WHAT IS ASKED:
Check each line of the records below and collect those holding "this".

DATASET ENTRIES:
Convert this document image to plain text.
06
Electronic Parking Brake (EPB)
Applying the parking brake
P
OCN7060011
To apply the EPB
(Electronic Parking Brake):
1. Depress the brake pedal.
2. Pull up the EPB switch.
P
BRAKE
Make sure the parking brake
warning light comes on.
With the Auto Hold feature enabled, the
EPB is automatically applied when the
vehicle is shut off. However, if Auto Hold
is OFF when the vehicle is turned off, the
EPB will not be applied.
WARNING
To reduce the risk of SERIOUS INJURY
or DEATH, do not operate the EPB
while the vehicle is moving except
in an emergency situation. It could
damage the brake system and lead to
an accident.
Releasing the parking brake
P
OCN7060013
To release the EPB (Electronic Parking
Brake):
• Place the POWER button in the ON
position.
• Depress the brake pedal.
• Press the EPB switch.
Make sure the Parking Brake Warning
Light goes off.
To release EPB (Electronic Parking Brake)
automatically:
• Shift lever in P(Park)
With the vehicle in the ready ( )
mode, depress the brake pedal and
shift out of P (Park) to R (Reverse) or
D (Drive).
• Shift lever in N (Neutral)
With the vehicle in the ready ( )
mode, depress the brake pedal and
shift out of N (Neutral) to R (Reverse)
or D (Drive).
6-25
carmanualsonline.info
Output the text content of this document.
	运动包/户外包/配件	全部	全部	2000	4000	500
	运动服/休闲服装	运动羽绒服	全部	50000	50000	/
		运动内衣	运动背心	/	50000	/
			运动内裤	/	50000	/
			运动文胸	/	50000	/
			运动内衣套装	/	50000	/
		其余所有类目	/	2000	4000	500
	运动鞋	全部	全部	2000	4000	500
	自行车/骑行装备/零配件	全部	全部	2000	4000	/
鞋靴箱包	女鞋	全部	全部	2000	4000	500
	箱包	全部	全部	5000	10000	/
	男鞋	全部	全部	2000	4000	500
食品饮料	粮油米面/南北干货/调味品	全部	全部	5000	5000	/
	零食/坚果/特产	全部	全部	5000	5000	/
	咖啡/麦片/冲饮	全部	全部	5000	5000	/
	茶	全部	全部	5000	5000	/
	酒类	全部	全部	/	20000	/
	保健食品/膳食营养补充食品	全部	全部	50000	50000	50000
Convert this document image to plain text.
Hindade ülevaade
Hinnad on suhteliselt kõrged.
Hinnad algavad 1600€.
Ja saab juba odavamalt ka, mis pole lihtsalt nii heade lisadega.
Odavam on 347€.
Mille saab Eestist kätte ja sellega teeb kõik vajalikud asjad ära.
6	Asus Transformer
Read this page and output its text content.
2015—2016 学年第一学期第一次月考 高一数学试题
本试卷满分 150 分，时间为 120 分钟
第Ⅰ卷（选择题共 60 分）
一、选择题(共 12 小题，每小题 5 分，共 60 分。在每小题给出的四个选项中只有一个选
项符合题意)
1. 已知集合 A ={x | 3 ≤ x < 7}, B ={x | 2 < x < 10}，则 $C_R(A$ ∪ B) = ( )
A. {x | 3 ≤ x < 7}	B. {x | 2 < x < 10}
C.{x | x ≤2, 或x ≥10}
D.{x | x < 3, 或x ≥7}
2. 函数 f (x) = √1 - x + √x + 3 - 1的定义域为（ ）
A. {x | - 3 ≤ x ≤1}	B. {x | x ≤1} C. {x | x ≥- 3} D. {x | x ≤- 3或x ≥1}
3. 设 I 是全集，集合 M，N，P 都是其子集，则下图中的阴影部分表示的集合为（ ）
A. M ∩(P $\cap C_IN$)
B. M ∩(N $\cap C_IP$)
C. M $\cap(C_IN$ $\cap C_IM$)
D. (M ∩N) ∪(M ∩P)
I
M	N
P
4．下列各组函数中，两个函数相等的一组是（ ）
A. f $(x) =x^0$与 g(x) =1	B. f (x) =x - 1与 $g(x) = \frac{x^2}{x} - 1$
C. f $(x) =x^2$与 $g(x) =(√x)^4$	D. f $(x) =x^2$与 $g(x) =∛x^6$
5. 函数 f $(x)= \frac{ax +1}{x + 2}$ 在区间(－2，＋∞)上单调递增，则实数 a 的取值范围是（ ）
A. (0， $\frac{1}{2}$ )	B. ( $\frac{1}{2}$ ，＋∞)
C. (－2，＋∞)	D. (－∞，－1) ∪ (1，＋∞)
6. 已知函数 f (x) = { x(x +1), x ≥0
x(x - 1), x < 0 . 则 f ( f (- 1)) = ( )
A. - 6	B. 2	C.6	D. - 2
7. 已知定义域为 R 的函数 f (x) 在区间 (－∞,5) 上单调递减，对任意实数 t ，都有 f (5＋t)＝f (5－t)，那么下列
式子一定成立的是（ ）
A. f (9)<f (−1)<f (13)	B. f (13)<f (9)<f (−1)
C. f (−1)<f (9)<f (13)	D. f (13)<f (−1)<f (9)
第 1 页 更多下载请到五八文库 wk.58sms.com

EXERCISE OUTPUT:
Convert this document image to plain text.
Output the text content of this document.
Convert this document image to plain text.
Read this page and output its text content.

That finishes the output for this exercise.